** BEGIN The data **

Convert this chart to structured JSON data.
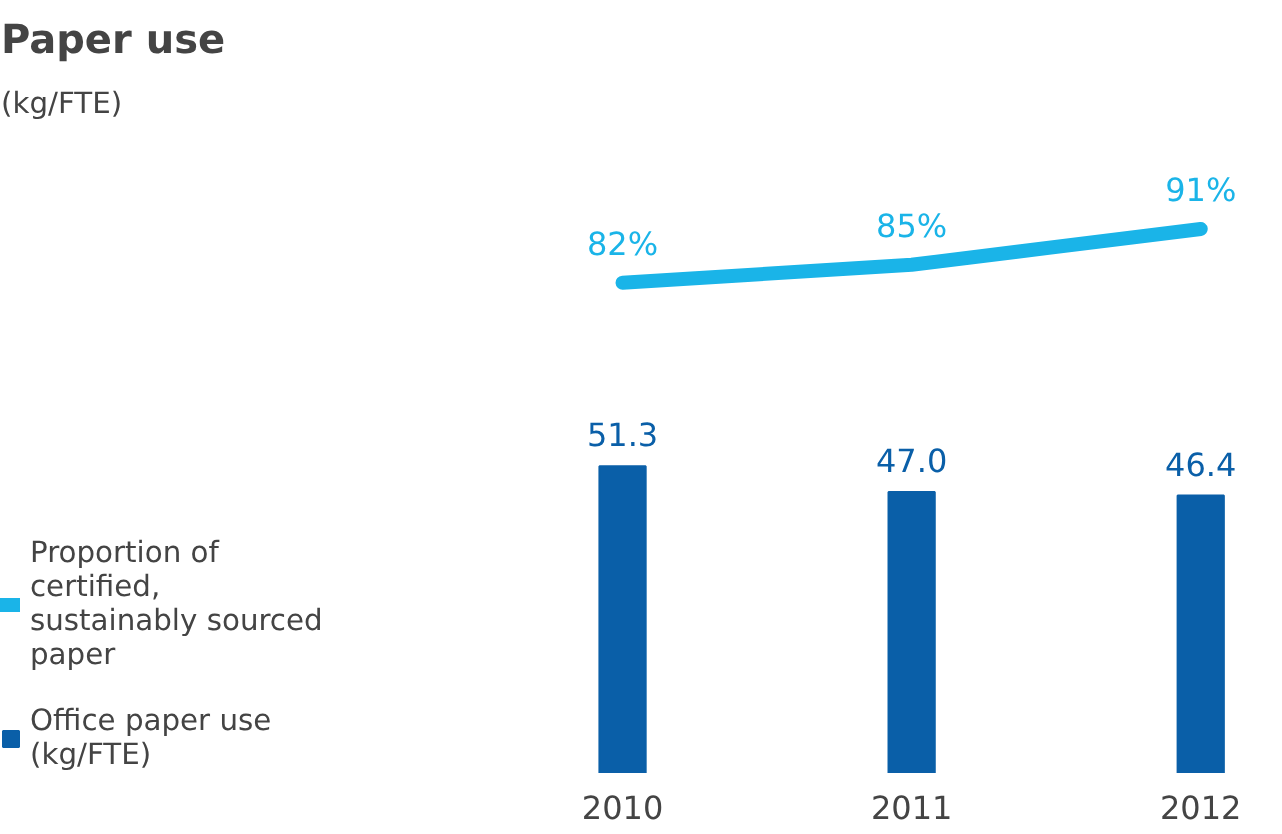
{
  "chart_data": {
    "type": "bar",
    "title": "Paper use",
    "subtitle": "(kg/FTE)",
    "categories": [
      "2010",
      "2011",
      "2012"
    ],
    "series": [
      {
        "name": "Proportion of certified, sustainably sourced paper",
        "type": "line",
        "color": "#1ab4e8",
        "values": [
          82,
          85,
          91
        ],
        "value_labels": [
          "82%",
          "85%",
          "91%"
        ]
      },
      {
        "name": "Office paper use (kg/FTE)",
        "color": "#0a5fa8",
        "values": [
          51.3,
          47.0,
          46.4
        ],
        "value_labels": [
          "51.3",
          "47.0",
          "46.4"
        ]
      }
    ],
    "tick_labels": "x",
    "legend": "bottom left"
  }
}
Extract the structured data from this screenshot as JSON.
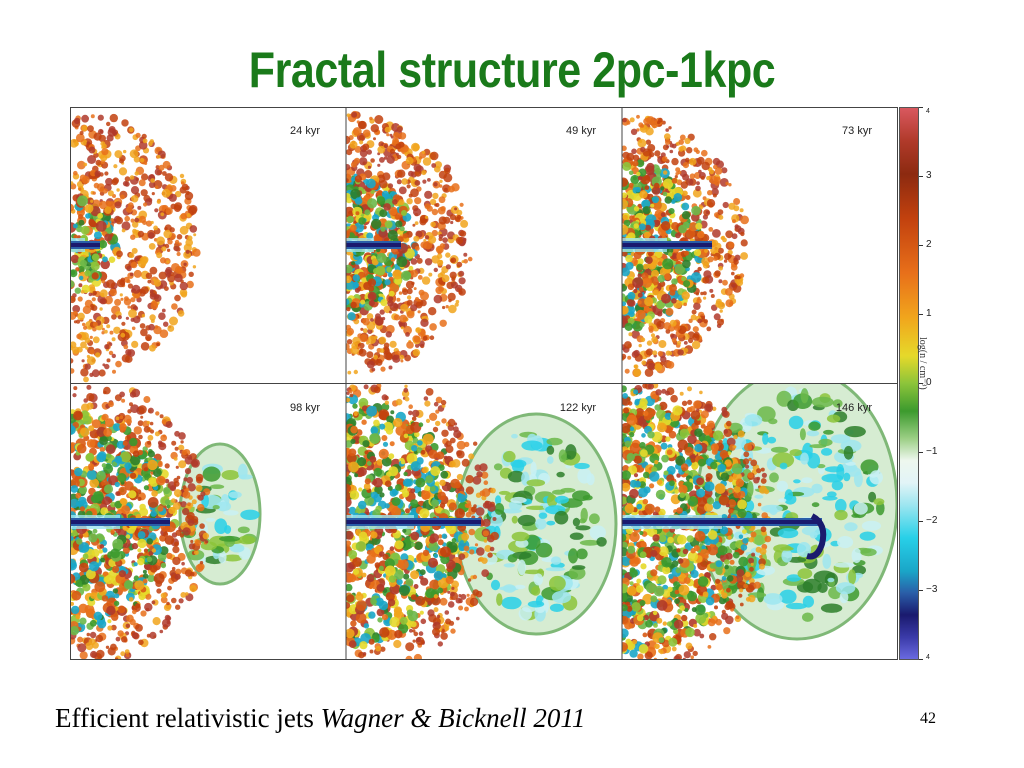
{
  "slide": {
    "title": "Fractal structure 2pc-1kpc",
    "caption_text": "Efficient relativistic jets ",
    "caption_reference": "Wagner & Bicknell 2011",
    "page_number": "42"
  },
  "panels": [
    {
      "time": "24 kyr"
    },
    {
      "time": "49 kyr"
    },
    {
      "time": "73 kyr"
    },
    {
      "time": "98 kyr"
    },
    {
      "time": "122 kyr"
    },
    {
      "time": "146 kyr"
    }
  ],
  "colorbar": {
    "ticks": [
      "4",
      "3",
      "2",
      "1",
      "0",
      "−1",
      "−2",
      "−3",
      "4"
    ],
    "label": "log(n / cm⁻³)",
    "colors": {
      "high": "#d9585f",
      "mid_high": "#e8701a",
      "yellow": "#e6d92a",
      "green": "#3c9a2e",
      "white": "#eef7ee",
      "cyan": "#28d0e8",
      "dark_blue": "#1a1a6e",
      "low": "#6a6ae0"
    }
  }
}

** END The data **

Copy out each record shown above without alteration, skipping any picture.

*Solved exercise:*
Convert this chart to structured JSON data.
{
  "chart_data": {
    "type": "bar",
    "title": "Paper use",
    "subtitle": "(kg/FTE)",
    "categories": [
      "2010",
      "2011",
      "2012"
    ],
    "series": [
      {
        "name": "Proportion of certified, sustainably sourced paper",
        "type": "line",
        "color": "#1ab4e8",
        "values": [
          82,
          85,
          91
        ],
        "value_labels": [
          "82%",
          "85%",
          "91%"
        ]
      },
      {
        "name": "Office paper use (kg/FTE)",
        "color": "#0a5fa8",
        "values": [
          51.3,
          47.0,
          46.4
        ],
        "value_labels": [
          "51.3",
          "47.0",
          "46.4"
        ]
      }
    ],
    "tick_labels": "x",
    "legend": "bottom left"
  }
}
Extract the structured data from this screenshot as JSON.
{
  "slide": {
    "title": "Fractal structure 2pc-1kpc",
    "caption_text": "Efficient relativistic jets ",
    "caption_reference": "Wagner & Bicknell 2011",
    "page_number": "42"
  },
  "panels": [
    {
      "time": "24 kyr"
    },
    {
      "time": "49 kyr"
    },
    {
      "time": "73 kyr"
    },
    {
      "time": "98 kyr"
    },
    {
      "time": "122 kyr"
    },
    {
      "time": "146 kyr"
    }
  ],
  "colorbar": {
    "ticks": [
      "4",
      "3",
      "2",
      "1",
      "0",
      "−1",
      "−2",
      "−3",
      "4"
    ],
    "label": "log(n / cm⁻³)",
    "colors": {
      "high": "#d9585f",
      "mid_high": "#e8701a",
      "yellow": "#e6d92a",
      "green": "#3c9a2e",
      "white": "#eef7ee",
      "cyan": "#28d0e8",
      "dark_blue": "#1a1a6e",
      "low": "#6a6ae0"
    }
  }
}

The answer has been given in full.